■ **DIRECTIONS FOR THIS TASK**: Each entry has to be copied exactly, with nothing missed.

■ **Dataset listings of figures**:
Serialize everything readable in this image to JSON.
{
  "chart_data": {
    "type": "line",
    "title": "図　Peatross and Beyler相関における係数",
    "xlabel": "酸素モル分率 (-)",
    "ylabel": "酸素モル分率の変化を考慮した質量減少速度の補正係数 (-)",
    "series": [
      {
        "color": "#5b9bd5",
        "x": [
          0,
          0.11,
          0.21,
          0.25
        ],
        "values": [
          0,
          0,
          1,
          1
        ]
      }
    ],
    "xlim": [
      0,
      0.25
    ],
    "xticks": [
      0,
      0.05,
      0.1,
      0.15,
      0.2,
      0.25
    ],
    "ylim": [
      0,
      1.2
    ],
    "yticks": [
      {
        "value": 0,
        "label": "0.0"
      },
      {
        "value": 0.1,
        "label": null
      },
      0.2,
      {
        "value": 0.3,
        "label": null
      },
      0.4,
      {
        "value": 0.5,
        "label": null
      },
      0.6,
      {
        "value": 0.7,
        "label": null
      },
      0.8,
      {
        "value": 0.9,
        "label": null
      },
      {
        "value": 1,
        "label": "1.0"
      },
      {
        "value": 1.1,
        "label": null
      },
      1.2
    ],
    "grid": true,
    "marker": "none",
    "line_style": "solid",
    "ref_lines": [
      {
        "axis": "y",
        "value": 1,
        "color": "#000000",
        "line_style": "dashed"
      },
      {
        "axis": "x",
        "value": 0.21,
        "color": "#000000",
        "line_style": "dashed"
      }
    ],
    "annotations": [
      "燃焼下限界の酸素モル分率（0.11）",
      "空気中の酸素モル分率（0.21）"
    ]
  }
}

■ **FINISHED ANSWER**:
Serialize everything readable in this image to JSON.
{
  "chart_data": {
    "type": "line",
    "title": "図　Peatross and Beyler相関における係数",
    "xlabel": "酸素モル分率 (-)",
    "ylabel": "酸素モル分率の変化を考慮した質量減少速度の補正係数 (-)",
    "series": [
      {
        "color": "#5b9bd5",
        "x": [
          0,
          0.11,
          0.21,
          0.25
        ],
        "values": [
          0,
          0,
          1,
          1
        ]
      }
    ],
    "xlim": [
      0,
      0.25
    ],
    "xticks": [
      0,
      0.05,
      0.1,
      0.15,
      0.2,
      0.25
    ],
    "ylim": [
      0,
      1.2
    ],
    "yticks": [
      {
        "value": 0,
        "label": "0.0"
      },
      {
        "value": 0.1,
        "label": null
      },
      0.2,
      {
        "value": 0.3,
        "label": null
      },
      0.4,
      {
        "value": 0.5,
        "label": null
      },
      0.6,
      {
        "value": 0.7,
        "label": null
      },
      0.8,
      {
        "value": 0.9,
        "label": null
      },
      {
        "value": 1,
        "label": "1.0"
      },
      {
        "value": 1.1,
        "label": null
      },
      1.2
    ],
    "grid": true,
    "marker": "none",
    "line_style": "solid",
    "ref_lines": [
      {
        "axis": "y",
        "value": 1,
        "color": "#000000",
        "line_style": "dashed"
      },
      {
        "axis": "x",
        "value": 0.21,
        "color": "#000000",
        "line_style": "dashed"
      }
    ],
    "annotations": [
      "燃焼下限界の酸素モル分率（0.11）",
      "空気中の酸素モル分率（0.21）"
    ]
  }
}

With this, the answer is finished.